Problem details:
Set out the data below as a numbered list with one line per item, skipping any blank lines and leaving out the pictures.

Given data:

● ● ● ● ●

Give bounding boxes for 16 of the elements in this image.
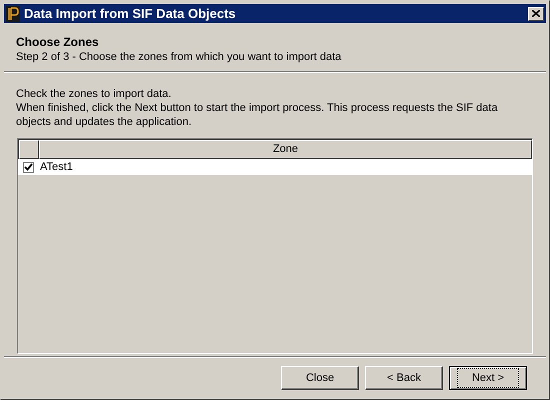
close-button[interactable] — [528, 6, 544, 20]
dialog-button[interactable]: Close — [281, 366, 359, 390]
table-cell-text: ATest1 — [39, 160, 73, 175]
instruction-text: Check the zones to import data. — [16, 87, 172, 101]
dialog-button[interactable]: < Back — [365, 366, 443, 390]
page-heading: Choose Zones — [16, 35, 100, 50]
close-icon — [532, 10, 540, 17]
instruction-text: When finished, click the Next button to start the import process. This process requests the SIF data objects and updates the application. — [16, 101, 499, 129]
check-icon — [24, 163, 32, 171]
checkbox[interactable] — [22, 162, 34, 172]
table-row[interactable]: ATest1 — [18, 159, 532, 175]
dialog-button[interactable]: Next > — [449, 366, 527, 390]
window-title: Data Import from SIF Data Objects — [24, 4, 237, 23]
app-logo-icon — [6, 6, 20, 22]
page-subtitle: Step 2 of 3 - Choose the zones from which you want to import data — [16, 50, 342, 64]
column-header[interactable]: Zone — [39, 140, 532, 159]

● ● ● ● ●

Exercise solution:
1. Give bounding boxes for 16 of the elements in this image.
2. close-button[interactable] — [528, 6, 544, 20]
3. dialog-button[interactable]: Close — [281, 366, 359, 390]
4. table-cell-text: ATest1 — [39, 160, 73, 175]
5. instruction-text: Check the zones to import data. — [16, 87, 172, 101]
6. dialog-button[interactable]: < Back — [365, 366, 443, 390]
7. page-heading: Choose Zones — [16, 35, 100, 50]
8. close-icon — [532, 10, 540, 17]
9. instruction-text: When finished, click the Next button to start the import process. This process requests the SIF data objects and updates the application. — [16, 101, 499, 129]
10. check-icon — [24, 163, 32, 171]
11. checkbox[interactable] — [22, 162, 34, 172]
12. table-row[interactable]: ATest1 — [18, 159, 532, 175]
13. dialog-button[interactable]: Next > — [449, 366, 527, 390]
14. window-title: Data Import from SIF Data Objects — [24, 4, 237, 23]
15. app-logo-icon — [6, 6, 20, 22]
16. page-subtitle: Step 2 of 3 - Choose the zones from which you want to import data — [16, 50, 342, 64]
17. column-header[interactable]: Zone — [39, 140, 532, 159]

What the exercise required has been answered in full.